== Aim of the exercise ==
Copy every line of the data in which the word "this" occurs.

· · · ·

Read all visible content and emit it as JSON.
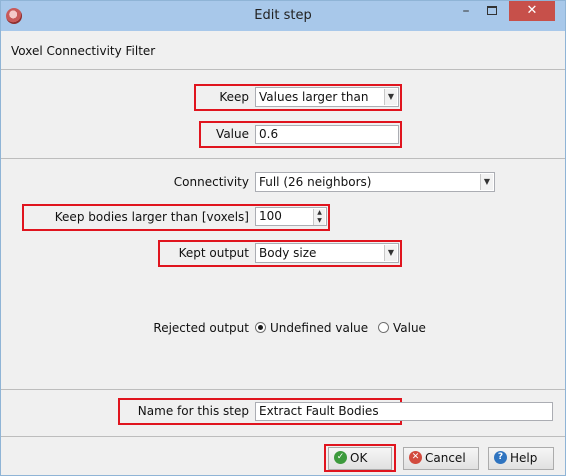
{
  "window": {
    "title": "Edit step",
    "minimize": "–",
    "close": "✕"
  },
  "heading": "Voxel Connectivity Filter",
  "keep": {
    "label": "Keep",
    "value": "Values larger than"
  },
  "value": {
    "label": "Value",
    "value": "0.6"
  },
  "connectivity": {
    "label": "Connectivity",
    "value": "Full (26 neighbors)"
  },
  "bodies": {
    "label": "Keep bodies larger than [voxels]",
    "value": "100"
  },
  "kept_output": {
    "label": "Kept output",
    "value": "Body size"
  },
  "rejected_output": {
    "label": "Rejected output",
    "options": [
      "Undefined value",
      "Value"
    ],
    "selected": "Undefined value"
  },
  "step_name": {
    "label": "Name for this step",
    "value": "Extract Fault Bodies"
  },
  "buttons": {
    "ok": "OK",
    "cancel": "Cancel",
    "help": "Help"
  },
  "icons": {
    "ok": "check-circle-icon",
    "cancel": "x-circle-icon",
    "help": "question-circle-icon",
    "dropdown": "chevron-down-icon",
    "spinner": "spinner-arrows-icon"
  },
  "colors": {
    "highlight": "#e0141e",
    "titlebar": "#a8c8ea",
    "close_button": "#c7504a"
  }
}
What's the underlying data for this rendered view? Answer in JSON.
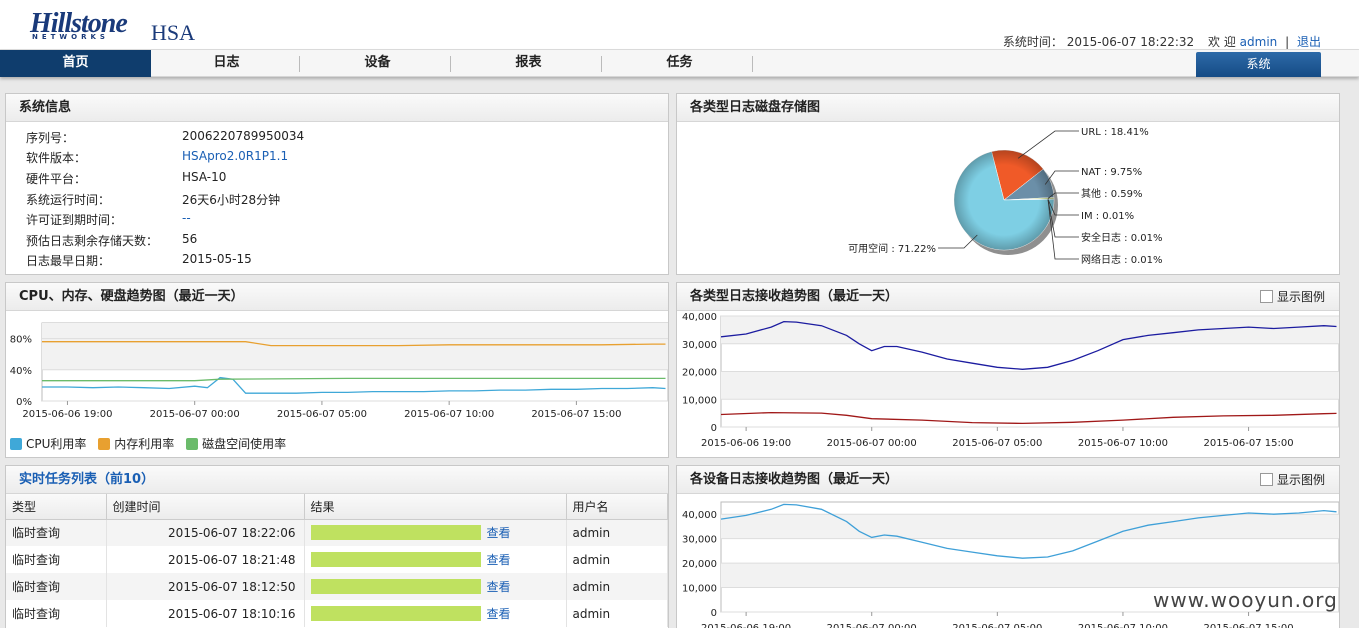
{
  "header": {
    "logo": "Hillstone",
    "logo_sub": "NETWORKS",
    "product": "HSA",
    "time_label": "系统时间：",
    "time_value": "2015-06-07 18:22:32",
    "welcome": "欢 迎",
    "user": "admin",
    "separator": "|",
    "logout": "退出"
  },
  "nav": {
    "items": [
      {
        "label": "首页"
      },
      {
        "label": "日志"
      },
      {
        "label": "设备"
      },
      {
        "label": "报表"
      },
      {
        "label": "任务"
      }
    ],
    "system": "系统"
  },
  "sysinfo": {
    "title": "系统信息",
    "rows": [
      {
        "label": "序列号：",
        "value": "2006220789950034"
      },
      {
        "label": "软件版本：",
        "value": "HSApro2.0R1P1.1"
      },
      {
        "label": "硬件平台：",
        "value": "HSA-10"
      },
      {
        "label": "系统运行时间：",
        "value": "26天6小时28分钟"
      },
      {
        "label": "许可证到期时间：",
        "value": "--"
      },
      {
        "label": "预估日志剩余存储天数：",
        "value": "56"
      },
      {
        "label": "日志最早日期：",
        "value": "2015-05-15"
      }
    ]
  },
  "disk": {
    "title": "各类型日志磁盘存储图"
  },
  "cpu_panel": {
    "title": "CPU、内存、硬盘趋势图（最近一天）",
    "legend": [
      {
        "label": "CPU利用率",
        "color": "#3fa8d8"
      },
      {
        "label": "内存利用率",
        "color": "#e8a030"
      },
      {
        "label": "磁盘空间使用率",
        "color": "#6bbb6b"
      }
    ]
  },
  "recv_panel": {
    "title": "各类型日志接收趋势图（最近一天）",
    "toggle": "显示图例"
  },
  "dev_panel": {
    "title": "各设备日志接收趋势图（最近一天）",
    "toggle": "显示图例"
  },
  "tasks": {
    "title": "实时任务列表（前10）",
    "headers": [
      "类型",
      "创建时间",
      "结果",
      "用户名"
    ],
    "rows": [
      {
        "type": "临时查询",
        "time": "2015-06-07 18:22:06",
        "result": "查看",
        "user": "admin"
      },
      {
        "type": "临时查询",
        "time": "2015-06-07 18:21:48",
        "result": "查看",
        "user": "admin"
      },
      {
        "type": "临时查询",
        "time": "2015-06-07 18:12:50",
        "result": "查看",
        "user": "admin"
      },
      {
        "type": "临时查询",
        "time": "2015-06-07 18:10:16",
        "result": "查看",
        "user": "admin"
      }
    ]
  },
  "watermark": "www.wooyun.org",
  "chart_data": [
    {
      "id": "disk",
      "type": "pie",
      "title": "各类型日志磁盘存储图",
      "slices": [
        {
          "label": "URL : 18.41%",
          "value": 18.41,
          "color": "#f05a28"
        },
        {
          "label": "NAT : 9.75%",
          "value": 9.75,
          "color": "#6b8fa8"
        },
        {
          "label": "其他 : 0.59%",
          "value": 0.59,
          "color": "#c8d890"
        },
        {
          "label": "IM : 0.01%",
          "value": 0.01,
          "color": "#8a9aa8"
        },
        {
          "label": "安全日志 : 0.01%",
          "value": 0.01,
          "color": "#b0c0c8"
        },
        {
          "label": "网络日志 : 0.01%",
          "value": 0.01,
          "color": "#a8b8c0"
        },
        {
          "label": "可用空间 : 71.22%",
          "value": 71.22,
          "color": "#7ecfe4"
        }
      ]
    },
    {
      "id": "cpu",
      "type": "line",
      "title": "CPU、内存、硬盘趋势图（最近一天）",
      "x_ticks": [
        "2015-06-06 19:00",
        "2015-06-07 00:00",
        "2015-06-07 05:00",
        "2015-06-07 10:00",
        "2015-06-07 15:00"
      ],
      "y_ticks": [
        "0%",
        "40%",
        "80%"
      ],
      "ylim": [
        0,
        100
      ],
      "x_hours": [
        18,
        23.5
      ],
      "series": [
        {
          "name": "CPU利用率",
          "color": "#3fa8d8",
          "x": [
            18,
            19,
            20,
            21,
            22,
            23,
            24,
            24.5,
            25,
            25.5,
            26,
            27,
            28,
            29,
            30,
            31,
            32,
            33,
            34,
            35,
            36,
            37,
            38,
            39,
            40,
            41,
            42,
            42.5
          ],
          "y": [
            18,
            18,
            17,
            18,
            17,
            16,
            19,
            17,
            30,
            28,
            10,
            10,
            10,
            11,
            11,
            12,
            12,
            12,
            13,
            13,
            14,
            14,
            15,
            15,
            16,
            16,
            17,
            16
          ]
        },
        {
          "name": "内存利用率",
          "color": "#e8a030",
          "x": [
            18,
            20,
            22,
            24,
            26,
            27,
            28,
            30,
            32,
            34,
            36,
            38,
            40,
            42,
            42.5
          ],
          "y": [
            76,
            76,
            76,
            76,
            76,
            71,
            71,
            71,
            71,
            72,
            72,
            72,
            72,
            73,
            73
          ]
        },
        {
          "name": "磁盘空间使用率",
          "color": "#6bbb6b",
          "x": [
            18,
            22,
            24,
            25,
            30,
            35,
            40,
            42.5
          ],
          "y": [
            26,
            26,
            26,
            28,
            29,
            29,
            29,
            29
          ]
        }
      ]
    },
    {
      "id": "recv",
      "type": "line",
      "title": "各类型日志接收趋势图（最近一天）",
      "x_ticks": [
        "2015-06-06 19:00",
        "2015-06-07 00:00",
        "2015-06-07 05:00",
        "2015-06-07 10:00",
        "2015-06-07 15:00"
      ],
      "y_ticks": [
        "0",
        "10,000",
        "20,000",
        "30,000",
        "40,000"
      ],
      "ylim": [
        0,
        40000
      ],
      "series": [
        {
          "name": "",
          "color": "#1c1ca0",
          "x": [
            18,
            19,
            20,
            20.5,
            21,
            22,
            23,
            23.5,
            24,
            24.5,
            25,
            26,
            27,
            28,
            29,
            30,
            31,
            32,
            33,
            34,
            35,
            36,
            37,
            38,
            39,
            40,
            41,
            42,
            42.5
          ],
          "y": [
            32500,
            33500,
            36000,
            38000,
            37800,
            36500,
            33000,
            30000,
            27500,
            29000,
            29000,
            27000,
            24500,
            23000,
            21500,
            20800,
            21500,
            24000,
            27500,
            31500,
            33000,
            34000,
            35000,
            35500,
            36000,
            35500,
            36000,
            36500,
            36200
          ]
        },
        {
          "name": "",
          "color": "#a01818",
          "x": [
            18,
            20,
            22,
            23,
            24,
            26,
            28,
            30,
            32,
            34,
            36,
            38,
            40,
            42,
            42.5
          ],
          "y": [
            4500,
            5200,
            5000,
            4200,
            3000,
            2500,
            1600,
            1300,
            1700,
            2500,
            3500,
            4000,
            4200,
            4800,
            4900
          ]
        }
      ]
    },
    {
      "id": "dev",
      "type": "line",
      "title": "各设备日志接收趋势图（最近一天）",
      "x_ticks": [
        "2015-06-06 19:00",
        "2015-06-07 00:00",
        "2015-06-07 05:00",
        "2015-06-07 10:00",
        "2015-06-07 15:00"
      ],
      "y_ticks": [
        "0",
        "10,000",
        "20,000",
        "30,000",
        "40,000"
      ],
      "ylim": [
        0,
        45000
      ],
      "series": [
        {
          "name": "",
          "color": "#3fa0d8",
          "x": [
            18,
            19,
            20,
            20.5,
            21,
            22,
            23,
            23.5,
            24,
            24.5,
            25,
            26,
            27,
            28,
            29,
            30,
            31,
            32,
            33,
            34,
            35,
            36,
            37,
            38,
            39,
            40,
            41,
            42,
            42.5
          ],
          "y": [
            38000,
            39500,
            42000,
            44000,
            43800,
            42000,
            37000,
            33000,
            30500,
            31500,
            31000,
            28500,
            26000,
            24500,
            23000,
            22000,
            22500,
            25000,
            29000,
            33000,
            35500,
            37000,
            38500,
            39500,
            40500,
            40000,
            40500,
            41500,
            41000
          ]
        }
      ]
    }
  ]
}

· · · ·

== The solution ==
    "label": "Name for this step",
What's the underlying data for this rendered view? Answer in JSON.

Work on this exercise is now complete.